> _Instruction_
Copy every line with the string "проявление" in it.

***** Data for this exercise

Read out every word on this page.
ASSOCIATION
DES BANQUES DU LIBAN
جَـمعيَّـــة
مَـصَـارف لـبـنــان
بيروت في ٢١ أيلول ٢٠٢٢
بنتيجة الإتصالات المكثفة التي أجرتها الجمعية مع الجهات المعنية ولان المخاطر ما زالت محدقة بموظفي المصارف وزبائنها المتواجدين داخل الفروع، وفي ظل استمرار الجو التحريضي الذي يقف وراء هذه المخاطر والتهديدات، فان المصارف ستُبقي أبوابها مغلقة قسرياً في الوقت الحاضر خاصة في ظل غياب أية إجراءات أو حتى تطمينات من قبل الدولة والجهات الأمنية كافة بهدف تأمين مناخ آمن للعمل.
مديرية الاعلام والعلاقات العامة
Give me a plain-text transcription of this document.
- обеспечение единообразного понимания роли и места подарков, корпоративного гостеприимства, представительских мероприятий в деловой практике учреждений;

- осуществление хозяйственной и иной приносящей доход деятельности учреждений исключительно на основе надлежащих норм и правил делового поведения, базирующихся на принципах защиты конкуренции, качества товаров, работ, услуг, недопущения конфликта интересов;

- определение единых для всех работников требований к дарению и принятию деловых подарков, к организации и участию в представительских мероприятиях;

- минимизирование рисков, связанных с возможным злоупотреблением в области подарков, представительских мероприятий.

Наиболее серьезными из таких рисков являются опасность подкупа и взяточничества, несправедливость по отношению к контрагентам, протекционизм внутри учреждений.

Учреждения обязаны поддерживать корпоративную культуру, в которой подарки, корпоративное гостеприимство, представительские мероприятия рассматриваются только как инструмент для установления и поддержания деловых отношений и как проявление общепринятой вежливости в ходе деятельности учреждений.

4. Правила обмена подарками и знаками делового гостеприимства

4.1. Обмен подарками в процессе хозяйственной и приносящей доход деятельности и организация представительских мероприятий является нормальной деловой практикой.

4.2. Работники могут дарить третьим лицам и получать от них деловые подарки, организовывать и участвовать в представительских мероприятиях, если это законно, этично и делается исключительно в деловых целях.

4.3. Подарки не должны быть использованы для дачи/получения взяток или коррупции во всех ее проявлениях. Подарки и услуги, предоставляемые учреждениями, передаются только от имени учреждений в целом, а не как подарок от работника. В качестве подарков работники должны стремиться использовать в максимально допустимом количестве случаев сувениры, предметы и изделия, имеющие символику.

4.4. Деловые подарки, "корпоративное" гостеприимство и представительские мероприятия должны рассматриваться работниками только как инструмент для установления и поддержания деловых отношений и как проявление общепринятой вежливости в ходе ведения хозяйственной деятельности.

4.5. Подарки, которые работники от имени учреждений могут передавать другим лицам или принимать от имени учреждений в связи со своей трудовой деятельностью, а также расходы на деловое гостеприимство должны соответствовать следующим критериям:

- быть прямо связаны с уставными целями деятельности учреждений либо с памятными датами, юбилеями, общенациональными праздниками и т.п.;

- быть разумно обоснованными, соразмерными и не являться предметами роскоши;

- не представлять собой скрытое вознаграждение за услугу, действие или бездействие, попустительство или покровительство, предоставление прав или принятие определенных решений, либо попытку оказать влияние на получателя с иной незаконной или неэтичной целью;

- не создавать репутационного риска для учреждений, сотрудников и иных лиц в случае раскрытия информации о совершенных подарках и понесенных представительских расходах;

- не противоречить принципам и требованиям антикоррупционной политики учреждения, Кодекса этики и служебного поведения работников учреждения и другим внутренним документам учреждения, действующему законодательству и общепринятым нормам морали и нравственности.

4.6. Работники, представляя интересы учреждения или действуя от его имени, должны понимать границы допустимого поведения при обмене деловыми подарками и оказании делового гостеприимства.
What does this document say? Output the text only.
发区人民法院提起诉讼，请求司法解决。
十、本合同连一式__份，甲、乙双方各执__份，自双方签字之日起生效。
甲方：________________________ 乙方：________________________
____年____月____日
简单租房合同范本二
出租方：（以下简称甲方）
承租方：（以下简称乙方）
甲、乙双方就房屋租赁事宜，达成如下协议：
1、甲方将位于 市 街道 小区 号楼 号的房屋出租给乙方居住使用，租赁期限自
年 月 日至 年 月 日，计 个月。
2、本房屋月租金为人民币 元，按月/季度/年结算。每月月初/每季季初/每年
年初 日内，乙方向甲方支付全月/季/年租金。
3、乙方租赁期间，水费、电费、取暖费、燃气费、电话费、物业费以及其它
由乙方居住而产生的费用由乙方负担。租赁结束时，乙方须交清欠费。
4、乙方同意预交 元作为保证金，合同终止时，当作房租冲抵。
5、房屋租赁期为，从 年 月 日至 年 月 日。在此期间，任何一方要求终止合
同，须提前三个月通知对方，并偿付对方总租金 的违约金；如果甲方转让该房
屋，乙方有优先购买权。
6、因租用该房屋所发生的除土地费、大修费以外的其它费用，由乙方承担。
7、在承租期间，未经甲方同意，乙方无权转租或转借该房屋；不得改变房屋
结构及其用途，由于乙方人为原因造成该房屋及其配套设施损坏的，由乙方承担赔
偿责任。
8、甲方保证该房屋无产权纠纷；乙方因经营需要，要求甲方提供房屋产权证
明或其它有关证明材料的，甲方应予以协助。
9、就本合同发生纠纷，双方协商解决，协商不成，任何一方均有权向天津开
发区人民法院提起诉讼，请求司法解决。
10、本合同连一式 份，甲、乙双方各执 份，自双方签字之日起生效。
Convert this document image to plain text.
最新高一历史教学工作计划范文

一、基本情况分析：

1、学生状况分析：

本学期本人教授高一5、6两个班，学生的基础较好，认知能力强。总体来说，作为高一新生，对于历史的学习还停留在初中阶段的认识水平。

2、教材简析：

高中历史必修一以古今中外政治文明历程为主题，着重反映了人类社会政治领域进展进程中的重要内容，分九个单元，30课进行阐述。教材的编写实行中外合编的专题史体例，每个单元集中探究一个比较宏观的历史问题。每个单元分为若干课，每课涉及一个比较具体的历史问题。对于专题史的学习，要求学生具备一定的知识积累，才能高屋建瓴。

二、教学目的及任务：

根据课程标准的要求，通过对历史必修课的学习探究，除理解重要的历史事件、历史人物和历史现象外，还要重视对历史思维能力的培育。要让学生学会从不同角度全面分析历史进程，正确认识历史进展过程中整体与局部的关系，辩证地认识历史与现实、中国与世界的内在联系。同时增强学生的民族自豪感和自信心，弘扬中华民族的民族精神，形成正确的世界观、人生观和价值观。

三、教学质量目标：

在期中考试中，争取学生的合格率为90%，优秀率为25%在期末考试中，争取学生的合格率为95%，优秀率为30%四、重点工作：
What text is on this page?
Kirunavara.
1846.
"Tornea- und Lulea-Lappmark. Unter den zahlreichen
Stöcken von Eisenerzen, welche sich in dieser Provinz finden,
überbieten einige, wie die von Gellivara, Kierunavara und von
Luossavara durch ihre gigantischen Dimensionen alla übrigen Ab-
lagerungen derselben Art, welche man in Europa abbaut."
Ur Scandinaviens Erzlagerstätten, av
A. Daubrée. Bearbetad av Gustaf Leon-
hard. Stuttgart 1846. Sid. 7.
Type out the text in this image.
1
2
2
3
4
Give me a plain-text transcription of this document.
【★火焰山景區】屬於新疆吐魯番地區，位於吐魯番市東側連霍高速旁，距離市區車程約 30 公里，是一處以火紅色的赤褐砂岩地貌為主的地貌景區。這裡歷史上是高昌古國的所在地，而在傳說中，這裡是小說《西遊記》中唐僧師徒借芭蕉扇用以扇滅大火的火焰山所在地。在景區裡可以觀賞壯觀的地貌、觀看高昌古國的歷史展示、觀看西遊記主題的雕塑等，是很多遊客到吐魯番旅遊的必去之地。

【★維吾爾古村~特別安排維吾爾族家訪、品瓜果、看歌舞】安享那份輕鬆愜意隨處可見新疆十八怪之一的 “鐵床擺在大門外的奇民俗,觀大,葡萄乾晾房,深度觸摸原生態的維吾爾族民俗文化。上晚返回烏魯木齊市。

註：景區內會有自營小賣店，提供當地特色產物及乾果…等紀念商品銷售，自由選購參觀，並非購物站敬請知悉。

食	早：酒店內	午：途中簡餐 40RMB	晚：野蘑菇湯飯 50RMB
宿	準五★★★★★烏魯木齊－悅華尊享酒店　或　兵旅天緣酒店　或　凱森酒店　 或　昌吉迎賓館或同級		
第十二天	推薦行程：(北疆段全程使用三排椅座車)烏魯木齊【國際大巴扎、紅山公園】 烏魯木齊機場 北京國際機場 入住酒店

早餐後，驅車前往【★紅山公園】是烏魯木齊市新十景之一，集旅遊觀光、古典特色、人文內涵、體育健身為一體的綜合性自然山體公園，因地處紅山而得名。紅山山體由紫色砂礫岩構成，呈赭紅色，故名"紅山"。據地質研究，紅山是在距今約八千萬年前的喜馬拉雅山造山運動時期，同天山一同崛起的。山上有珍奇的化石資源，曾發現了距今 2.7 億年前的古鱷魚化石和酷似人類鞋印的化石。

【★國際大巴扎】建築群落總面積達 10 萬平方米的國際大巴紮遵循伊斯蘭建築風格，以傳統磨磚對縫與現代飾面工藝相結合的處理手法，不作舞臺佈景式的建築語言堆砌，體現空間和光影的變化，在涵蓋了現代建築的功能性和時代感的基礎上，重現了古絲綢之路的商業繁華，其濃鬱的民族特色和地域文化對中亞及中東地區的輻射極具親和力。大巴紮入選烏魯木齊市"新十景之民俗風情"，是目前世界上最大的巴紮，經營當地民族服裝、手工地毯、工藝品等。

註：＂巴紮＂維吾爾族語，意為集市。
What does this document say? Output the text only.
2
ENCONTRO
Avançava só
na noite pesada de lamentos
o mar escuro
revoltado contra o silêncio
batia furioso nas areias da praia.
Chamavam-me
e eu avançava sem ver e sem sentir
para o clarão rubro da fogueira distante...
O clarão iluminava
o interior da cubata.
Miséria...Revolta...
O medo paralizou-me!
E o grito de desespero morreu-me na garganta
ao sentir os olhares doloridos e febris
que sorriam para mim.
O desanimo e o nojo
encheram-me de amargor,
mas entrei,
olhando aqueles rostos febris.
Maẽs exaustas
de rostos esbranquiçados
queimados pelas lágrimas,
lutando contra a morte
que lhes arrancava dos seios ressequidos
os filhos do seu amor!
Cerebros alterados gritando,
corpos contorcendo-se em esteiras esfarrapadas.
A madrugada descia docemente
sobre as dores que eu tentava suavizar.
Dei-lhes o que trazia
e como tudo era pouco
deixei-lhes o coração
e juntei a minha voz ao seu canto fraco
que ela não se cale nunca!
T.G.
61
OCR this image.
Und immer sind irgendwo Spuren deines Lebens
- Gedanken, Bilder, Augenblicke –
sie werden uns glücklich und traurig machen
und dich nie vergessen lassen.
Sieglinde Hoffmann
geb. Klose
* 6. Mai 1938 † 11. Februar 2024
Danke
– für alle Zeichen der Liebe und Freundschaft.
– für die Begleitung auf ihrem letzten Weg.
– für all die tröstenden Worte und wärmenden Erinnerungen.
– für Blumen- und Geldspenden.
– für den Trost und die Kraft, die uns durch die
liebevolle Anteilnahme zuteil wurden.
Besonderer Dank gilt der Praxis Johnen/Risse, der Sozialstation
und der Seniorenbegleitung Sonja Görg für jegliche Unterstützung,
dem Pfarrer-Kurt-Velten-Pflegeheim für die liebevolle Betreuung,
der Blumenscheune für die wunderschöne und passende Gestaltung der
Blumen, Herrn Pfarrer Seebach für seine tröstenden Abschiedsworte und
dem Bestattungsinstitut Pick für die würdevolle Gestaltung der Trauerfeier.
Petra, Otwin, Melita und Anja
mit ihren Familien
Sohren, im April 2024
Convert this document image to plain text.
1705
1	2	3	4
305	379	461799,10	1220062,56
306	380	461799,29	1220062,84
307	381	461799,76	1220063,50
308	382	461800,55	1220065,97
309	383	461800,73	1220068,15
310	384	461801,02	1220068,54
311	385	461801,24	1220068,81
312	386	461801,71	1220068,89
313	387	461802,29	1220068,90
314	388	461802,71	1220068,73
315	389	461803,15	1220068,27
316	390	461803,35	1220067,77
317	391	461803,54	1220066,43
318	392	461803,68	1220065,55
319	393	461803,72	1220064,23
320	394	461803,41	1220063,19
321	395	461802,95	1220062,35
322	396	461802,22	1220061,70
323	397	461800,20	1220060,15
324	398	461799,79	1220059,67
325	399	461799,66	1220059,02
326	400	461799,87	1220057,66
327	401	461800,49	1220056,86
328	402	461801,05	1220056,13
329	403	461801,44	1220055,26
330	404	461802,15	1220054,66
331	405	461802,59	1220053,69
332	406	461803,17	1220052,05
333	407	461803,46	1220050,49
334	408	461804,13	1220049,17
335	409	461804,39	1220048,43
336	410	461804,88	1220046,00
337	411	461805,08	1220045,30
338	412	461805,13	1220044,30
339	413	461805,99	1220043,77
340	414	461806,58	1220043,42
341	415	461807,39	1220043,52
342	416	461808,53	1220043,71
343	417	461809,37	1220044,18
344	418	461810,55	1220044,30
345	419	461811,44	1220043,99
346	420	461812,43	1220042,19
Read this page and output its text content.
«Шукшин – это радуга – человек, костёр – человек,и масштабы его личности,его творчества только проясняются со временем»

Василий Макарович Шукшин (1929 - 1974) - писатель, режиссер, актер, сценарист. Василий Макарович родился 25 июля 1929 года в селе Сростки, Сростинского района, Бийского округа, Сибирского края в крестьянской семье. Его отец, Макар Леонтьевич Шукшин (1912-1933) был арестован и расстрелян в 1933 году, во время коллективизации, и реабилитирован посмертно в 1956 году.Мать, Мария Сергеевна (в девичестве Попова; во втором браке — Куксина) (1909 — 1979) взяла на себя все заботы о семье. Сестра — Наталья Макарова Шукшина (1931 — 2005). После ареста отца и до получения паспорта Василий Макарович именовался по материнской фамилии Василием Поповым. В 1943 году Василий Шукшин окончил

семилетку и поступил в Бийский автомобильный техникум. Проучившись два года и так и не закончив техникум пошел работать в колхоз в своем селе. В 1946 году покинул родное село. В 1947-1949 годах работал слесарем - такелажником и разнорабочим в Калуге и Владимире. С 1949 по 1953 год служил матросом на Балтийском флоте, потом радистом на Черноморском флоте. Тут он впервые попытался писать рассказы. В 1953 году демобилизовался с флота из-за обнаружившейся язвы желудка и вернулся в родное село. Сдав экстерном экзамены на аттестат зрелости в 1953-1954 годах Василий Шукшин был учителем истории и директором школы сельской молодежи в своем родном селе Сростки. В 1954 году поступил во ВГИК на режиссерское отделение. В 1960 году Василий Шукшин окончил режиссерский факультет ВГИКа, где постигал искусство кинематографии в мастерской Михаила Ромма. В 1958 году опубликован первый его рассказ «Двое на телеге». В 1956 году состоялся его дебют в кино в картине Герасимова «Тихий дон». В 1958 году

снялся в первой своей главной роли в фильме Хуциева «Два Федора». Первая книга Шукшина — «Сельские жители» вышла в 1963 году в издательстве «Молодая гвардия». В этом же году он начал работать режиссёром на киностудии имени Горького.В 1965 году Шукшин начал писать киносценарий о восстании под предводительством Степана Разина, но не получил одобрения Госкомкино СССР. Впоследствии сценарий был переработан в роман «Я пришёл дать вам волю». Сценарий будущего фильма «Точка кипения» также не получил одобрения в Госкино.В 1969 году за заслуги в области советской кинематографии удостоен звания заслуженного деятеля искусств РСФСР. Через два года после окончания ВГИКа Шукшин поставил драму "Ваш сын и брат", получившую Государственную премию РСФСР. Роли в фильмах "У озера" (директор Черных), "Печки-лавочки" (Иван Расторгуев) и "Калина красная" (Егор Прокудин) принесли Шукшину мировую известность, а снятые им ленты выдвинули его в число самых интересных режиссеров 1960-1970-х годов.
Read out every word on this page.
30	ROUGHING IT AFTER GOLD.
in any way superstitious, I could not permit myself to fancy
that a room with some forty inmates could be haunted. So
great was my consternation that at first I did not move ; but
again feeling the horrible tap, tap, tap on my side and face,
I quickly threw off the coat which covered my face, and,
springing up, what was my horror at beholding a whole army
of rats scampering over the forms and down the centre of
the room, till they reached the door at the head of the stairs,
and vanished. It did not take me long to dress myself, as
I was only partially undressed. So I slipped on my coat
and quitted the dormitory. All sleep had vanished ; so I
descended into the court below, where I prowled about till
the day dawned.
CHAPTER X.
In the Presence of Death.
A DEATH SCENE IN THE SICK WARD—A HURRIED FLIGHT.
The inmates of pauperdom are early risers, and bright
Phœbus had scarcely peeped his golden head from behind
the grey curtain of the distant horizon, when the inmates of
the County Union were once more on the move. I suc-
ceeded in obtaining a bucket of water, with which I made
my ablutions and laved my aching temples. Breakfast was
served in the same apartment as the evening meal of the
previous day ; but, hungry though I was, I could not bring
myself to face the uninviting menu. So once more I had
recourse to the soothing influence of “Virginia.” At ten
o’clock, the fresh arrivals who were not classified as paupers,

**********

> _Answer to this problem_
Учреждения обязаны поддерживать корпоративную культуру, в которой подарки, корпоративное гостеприимство, представительские мероприятия рассматриваются только как инструмент для установления и поддержания деловых отношений и как проявление общепринятой вежливости в ходе деятельности учреждений.
4.4. Деловые подарки, "корпоративное" гостеприимство и представительские мероприятия должны рассматриваться работниками только как инструмент для установления и поддержания деловых отношений и как проявление общепринятой вежливости в ходе ведения хозяйственной деятельности.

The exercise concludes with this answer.